→ **The task**
Identify every line in the records below that contains the word "Chronic", and reproduce each one.

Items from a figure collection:
# # # #
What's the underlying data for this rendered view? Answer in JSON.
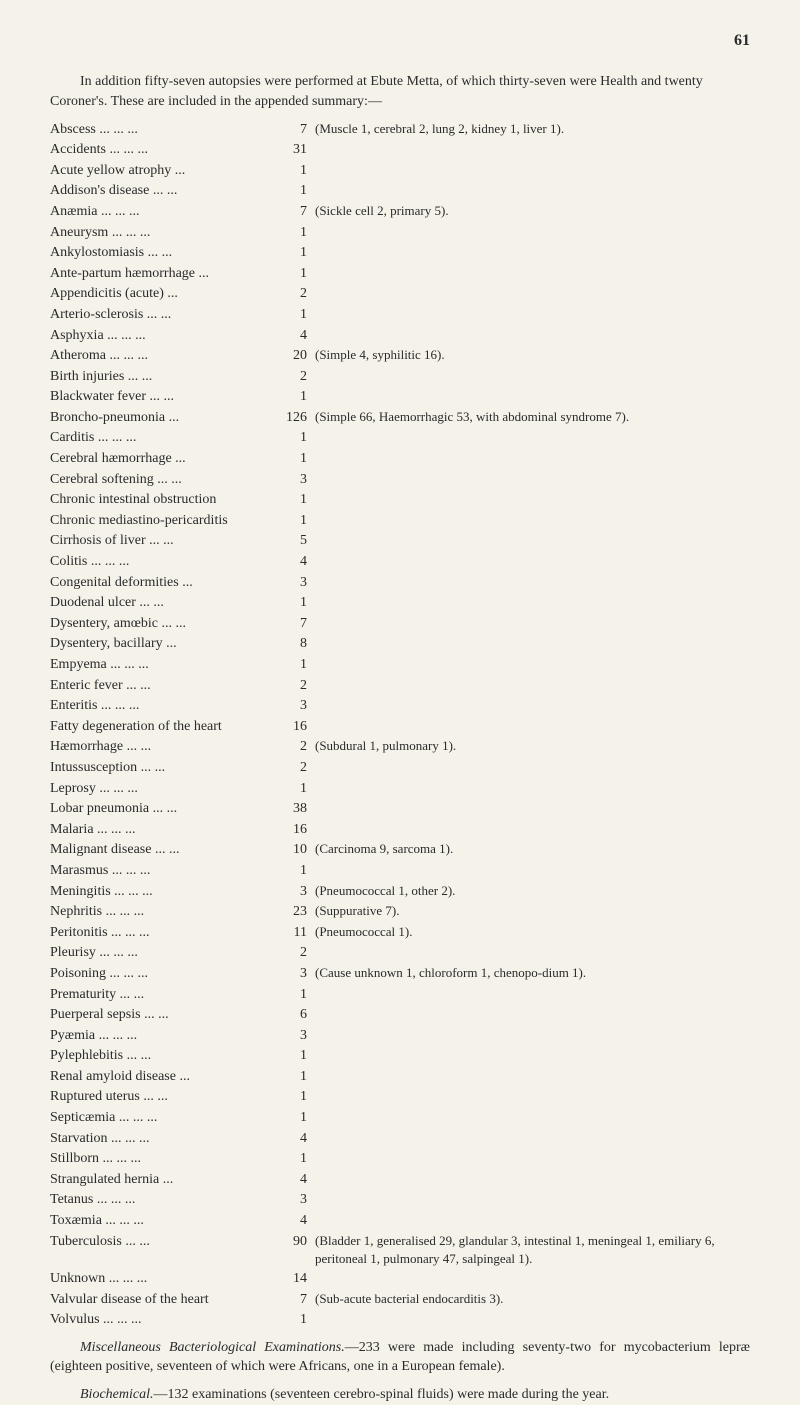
{
  "pageNumber": "61",
  "intro": "In addition fifty-seven autopsies were performed at Ebute Metta, of which thirty-seven were Health and twenty Coroner's. These are included in the appended summary:—",
  "entries": [
    {
      "label": "Abscess",
      "dots": "...   ...   ...",
      "count": "7",
      "note": "(Muscle 1, cerebral 2, lung 2, kidney 1, liver 1)."
    },
    {
      "label": "Accidents",
      "dots": "...   ...   ...",
      "count": "31",
      "note": ""
    },
    {
      "label": "Acute yellow atrophy",
      "dots": "...",
      "count": "1",
      "note": ""
    },
    {
      "label": "Addison's disease ...",
      "dots": "...",
      "count": "1",
      "note": ""
    },
    {
      "label": "Anæmia",
      "dots": "...   ...   ...",
      "count": "7",
      "note": "(Sickle cell 2, primary 5)."
    },
    {
      "label": "Aneurysm",
      "dots": "...   ...   ...",
      "count": "1",
      "note": ""
    },
    {
      "label": "Ankylostomiasis",
      "dots": "...   ...",
      "count": "1",
      "note": ""
    },
    {
      "label": "Ante-partum hæmorrhage ...",
      "dots": "",
      "count": "1",
      "note": ""
    },
    {
      "label": "Appendicitis (acute)",
      "dots": "...",
      "count": "2",
      "note": ""
    },
    {
      "label": "Arterio-sclerosis",
      "dots": "...   ...",
      "count": "1",
      "note": ""
    },
    {
      "label": "Asphyxia",
      "dots": "...   ...   ...",
      "count": "4",
      "note": ""
    },
    {
      "label": "Atheroma",
      "dots": "...   ...   ...",
      "count": "20",
      "note": "(Simple 4, syphilitic 16)."
    },
    {
      "label": "Birth injuries",
      "dots": "...   ...",
      "count": "2",
      "note": ""
    },
    {
      "label": "Blackwater fever",
      "dots": "...   ...",
      "count": "1",
      "note": ""
    },
    {
      "label": "Broncho-pneumonia",
      "dots": "...",
      "count": "126",
      "note": "(Simple 66, Haemorrhagic 53, with abdominal syndrome 7)."
    },
    {
      "label": "Carditis",
      "dots": "...   ...   ...",
      "count": "1",
      "note": ""
    },
    {
      "label": "Cerebral hæmorrhage",
      "dots": "...",
      "count": "1",
      "note": ""
    },
    {
      "label": "Cerebral softening ...",
      "dots": "...",
      "count": "3",
      "note": ""
    },
    {
      "label": "Chronic intestinal obstruction",
      "dots": "",
      "count": "1",
      "note": ""
    },
    {
      "label": "Chronic mediastino-pericarditis",
      "dots": "",
      "count": "1",
      "note": ""
    },
    {
      "label": "Cirrhosis of liver",
      "dots": "...   ...",
      "count": "5",
      "note": ""
    },
    {
      "label": "Colitis",
      "dots": "...   ...   ...",
      "count": "4",
      "note": ""
    },
    {
      "label": "Congenital deformities",
      "dots": "...",
      "count": "3",
      "note": ""
    },
    {
      "label": "Duodenal ulcer",
      "dots": "...   ...",
      "count": "1",
      "note": ""
    },
    {
      "label": "Dysentery, amœbic ...",
      "dots": "...",
      "count": "7",
      "note": ""
    },
    {
      "label": "Dysentery, bacillary",
      "dots": "...",
      "count": "8",
      "note": ""
    },
    {
      "label": "Empyema",
      "dots": "...   ...   ...",
      "count": "1",
      "note": ""
    },
    {
      "label": "Enteric fever",
      "dots": "...   ...",
      "count": "2",
      "note": ""
    },
    {
      "label": "Enteritis",
      "dots": "...   ...   ...",
      "count": "3",
      "note": ""
    },
    {
      "label": "Fatty degeneration of the heart",
      "dots": "",
      "count": "16",
      "note": ""
    },
    {
      "label": "Hæmorrhage",
      "dots": "...   ...",
      "count": "2",
      "note": "(Subdural 1, pulmonary 1)."
    },
    {
      "label": "Intussusception",
      "dots": "...   ...",
      "count": "2",
      "note": ""
    },
    {
      "label": "Leprosy",
      "dots": "...   ...   ...",
      "count": "1",
      "note": ""
    },
    {
      "label": "Lobar pneumonia ...",
      "dots": "...",
      "count": "38",
      "note": ""
    },
    {
      "label": "Malaria",
      "dots": "...   ...   ...",
      "count": "16",
      "note": ""
    },
    {
      "label": "Malignant disease ...",
      "dots": "...",
      "count": "10",
      "note": "(Carcinoma 9, sarcoma 1)."
    },
    {
      "label": "Marasmus",
      "dots": "...   ...   ...",
      "count": "1",
      "note": ""
    },
    {
      "label": "Meningitis",
      "dots": "...   ...   ...",
      "count": "3",
      "note": "(Pneumococcal 1, other 2)."
    },
    {
      "label": "Nephritis",
      "dots": "...   ...   ...",
      "count": "23",
      "note": "(Suppurative 7)."
    },
    {
      "label": "Peritonitis",
      "dots": "...   ...   ...",
      "count": "11",
      "note": "(Pneumococcal 1)."
    },
    {
      "label": "Pleurisy",
      "dots": "...   ...   ...",
      "count": "2",
      "note": ""
    },
    {
      "label": "Poisoning",
      "dots": "...   ...   ...",
      "count": "3",
      "note": "(Cause unknown 1, chloroform 1, chenopo-dium 1)."
    },
    {
      "label": "Prematurity",
      "dots": "...   ...",
      "count": "1",
      "note": ""
    },
    {
      "label": "Puerperal sepsis",
      "dots": "...   ...",
      "count": "6",
      "note": ""
    },
    {
      "label": "Pyæmia",
      "dots": "...   ...   ...",
      "count": "3",
      "note": ""
    },
    {
      "label": "Pylephlebitis",
      "dots": "...   ...",
      "count": "1",
      "note": ""
    },
    {
      "label": "Renal amyloid disease",
      "dots": "...",
      "count": "1",
      "note": ""
    },
    {
      "label": "Ruptured uterus",
      "dots": "...   ...",
      "count": "1",
      "note": ""
    },
    {
      "label": "Septicæmia ...",
      "dots": "...   ...",
      "count": "1",
      "note": ""
    },
    {
      "label": "Starvation",
      "dots": "...   ...   ...",
      "count": "4",
      "note": ""
    },
    {
      "label": "Stillborn",
      "dots": "...   ...   ...",
      "count": "1",
      "note": ""
    },
    {
      "label": "Strangulated hernia",
      "dots": "...",
      "count": "4",
      "note": ""
    },
    {
      "label": "Tetanus",
      "dots": "...   ...   ...",
      "count": "3",
      "note": ""
    },
    {
      "label": "Toxæmia",
      "dots": "...   ...   ...",
      "count": "4",
      "note": ""
    },
    {
      "label": "Tuberculosis",
      "dots": "...   ...",
      "count": "90",
      "note": "(Bladder 1, generalised 29, glandular 3, intestinal 1, meningeal 1, emiliary 6, peritoneal 1, pulmonary 47, salpingeal 1)."
    },
    {
      "label": "Unknown",
      "dots": "...   ...   ...",
      "count": "14",
      "note": ""
    },
    {
      "label": "Valvular disease of the heart",
      "dots": "",
      "count": "7",
      "note": "(Sub-acute bacterial endocarditis 3)."
    },
    {
      "label": "Volvulus",
      "dots": "...   ...   ...",
      "count": "1",
      "note": ""
    }
  ],
  "footer1": {
    "prefix": "Miscellaneous Bacteriological Examinations.",
    "text": "—233 were made including seventy-two for mycobacterium lepræ (eighteen positive, seventeen of which were Africans, one in a European female)."
  },
  "footer2": {
    "prefix": "Biochemical.",
    "text": "—132 examinations (seventeen cerebro-spinal fluids) were made during the year."
  }
}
# # # #
→ **Written solution**
      "label": "Chronic intestinal obstruction",
      "label": "Chronic mediastino-pericarditis",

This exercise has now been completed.